__Job__.
Return the entries below in their exact form, leaving the pictures out.

__Information supplied__.
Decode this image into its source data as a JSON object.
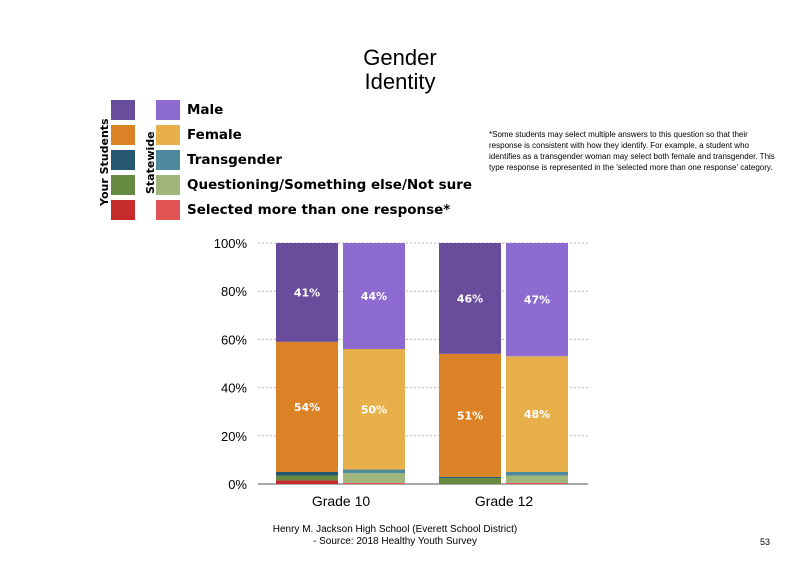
{
  "title": "Gender\nIdentity",
  "legend": {
    "group_labels": {
      "your_students": "Your Students",
      "statewide": "Statewide"
    },
    "items": [
      {
        "label": "Male",
        "color_yours": "#6a4c9c",
        "color_state": "#8e6bd0"
      },
      {
        "label": "Female",
        "color_yours": "#dc8226",
        "color_state": "#e8b04a"
      },
      {
        "label": "Transgender",
        "color_yours": "#255870",
        "color_state": "#4d8a9e"
      },
      {
        "label": "Questioning/Something else/Not sure",
        "color_yours": "#658a40",
        "color_state": "#9fb57a"
      },
      {
        "label": "Selected more than one response*",
        "color_yours": "#c62c2c",
        "color_state": "#e05454"
      }
    ]
  },
  "note": "*Some students may select multiple answers to this question so that their response is consistent with how they identify. For example, a student who identifies as a transgender woman may select both female and transgender. This type response is represented in the 'selected more than one response' category.",
  "footer": "Henry M. Jackson High School (Everett School District)\n- Source: 2018 Healthy Youth Survey",
  "page_number": "53",
  "chart_data": {
    "type": "bar",
    "stacked": true,
    "categories": [
      "Grade 10",
      "Grade 12"
    ],
    "groups": [
      "Your Students",
      "Statewide"
    ],
    "series_order": [
      "Selected more than one response*",
      "Questioning/Something else/Not sure",
      "Transgender",
      "Female",
      "Male"
    ],
    "bars": [
      {
        "category": "Grade 10",
        "group": "Your Students",
        "values": {
          "Male": 41,
          "Female": 54,
          "Transgender": 1.5,
          "Questioning/Something else/Not sure": 2,
          "Selected more than one response*": 1.5
        },
        "labels": {
          "Male": "41%",
          "Female": "54%"
        }
      },
      {
        "category": "Grade 10",
        "group": "Statewide",
        "values": {
          "Male": 44,
          "Female": 50,
          "Transgender": 1.5,
          "Questioning/Something else/Not sure": 4,
          "Selected more than one response*": 0.5
        },
        "labels": {
          "Male": "44%",
          "Female": "50%"
        }
      },
      {
        "category": "Grade 12",
        "group": "Your Students",
        "values": {
          "Male": 46,
          "Female": 51,
          "Transgender": 0.5,
          "Questioning/Something else/Not sure": 2.5,
          "Selected more than one response*": 0
        },
        "labels": {
          "Male": "46%",
          "Female": "51%"
        }
      },
      {
        "category": "Grade 12",
        "group": "Statewide",
        "values": {
          "Male": 47,
          "Female": 48,
          "Transgender": 1.5,
          "Questioning/Something else/Not sure": 3,
          "Selected more than one response*": 0.5
        },
        "labels": {
          "Male": "47%",
          "Female": "48%"
        }
      }
    ],
    "y_ticks": [
      "0%",
      "20%",
      "40%",
      "60%",
      "80%",
      "100%"
    ],
    "ylim": [
      0,
      100
    ],
    "grid": true
  }
}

__The reply__.
Decode this image into its source data as a JSON object.
{
  "title": "Gender\nIdentity",
  "legend": {
    "group_labels": {
      "your_students": "Your Students",
      "statewide": "Statewide"
    },
    "items": [
      {
        "label": "Male",
        "color_yours": "#6a4c9c",
        "color_state": "#8e6bd0"
      },
      {
        "label": "Female",
        "color_yours": "#dc8226",
        "color_state": "#e8b04a"
      },
      {
        "label": "Transgender",
        "color_yours": "#255870",
        "color_state": "#4d8a9e"
      },
      {
        "label": "Questioning/Something else/Not sure",
        "color_yours": "#658a40",
        "color_state": "#9fb57a"
      },
      {
        "label": "Selected more than one response*",
        "color_yours": "#c62c2c",
        "color_state": "#e05454"
      }
    ]
  },
  "note": "*Some students may select multiple answers to this question so that their response is consistent with how they identify. For example, a student who identifies as a transgender woman may select both female and transgender. This type response is represented in the 'selected more than one response' category.",
  "footer": "Henry M. Jackson High School (Everett School District)\n- Source: 2018 Healthy Youth Survey",
  "page_number": "53",
  "chart_data": {
    "type": "bar",
    "stacked": true,
    "categories": [
      "Grade 10",
      "Grade 12"
    ],
    "groups": [
      "Your Students",
      "Statewide"
    ],
    "series_order": [
      "Selected more than one response*",
      "Questioning/Something else/Not sure",
      "Transgender",
      "Female",
      "Male"
    ],
    "bars": [
      {
        "category": "Grade 10",
        "group": "Your Students",
        "values": {
          "Male": 41,
          "Female": 54,
          "Transgender": 1.5,
          "Questioning/Something else/Not sure": 2,
          "Selected more than one response*": 1.5
        },
        "labels": {
          "Male": "41%",
          "Female": "54%"
        }
      },
      {
        "category": "Grade 10",
        "group": "Statewide",
        "values": {
          "Male": 44,
          "Female": 50,
          "Transgender": 1.5,
          "Questioning/Something else/Not sure": 4,
          "Selected more than one response*": 0.5
        },
        "labels": {
          "Male": "44%",
          "Female": "50%"
        }
      },
      {
        "category": "Grade 12",
        "group": "Your Students",
        "values": {
          "Male": 46,
          "Female": 51,
          "Transgender": 0.5,
          "Questioning/Something else/Not sure": 2.5,
          "Selected more than one response*": 0
        },
        "labels": {
          "Male": "46%",
          "Female": "51%"
        }
      },
      {
        "category": "Grade 12",
        "group": "Statewide",
        "values": {
          "Male": 47,
          "Female": 48,
          "Transgender": 1.5,
          "Questioning/Something else/Not sure": 3,
          "Selected more than one response*": 0.5
        },
        "labels": {
          "Male": "47%",
          "Female": "48%"
        }
      }
    ],
    "y_ticks": [
      "0%",
      "20%",
      "40%",
      "60%",
      "80%",
      "100%"
    ],
    "ylim": [
      0,
      100
    ],
    "grid": true
  }
}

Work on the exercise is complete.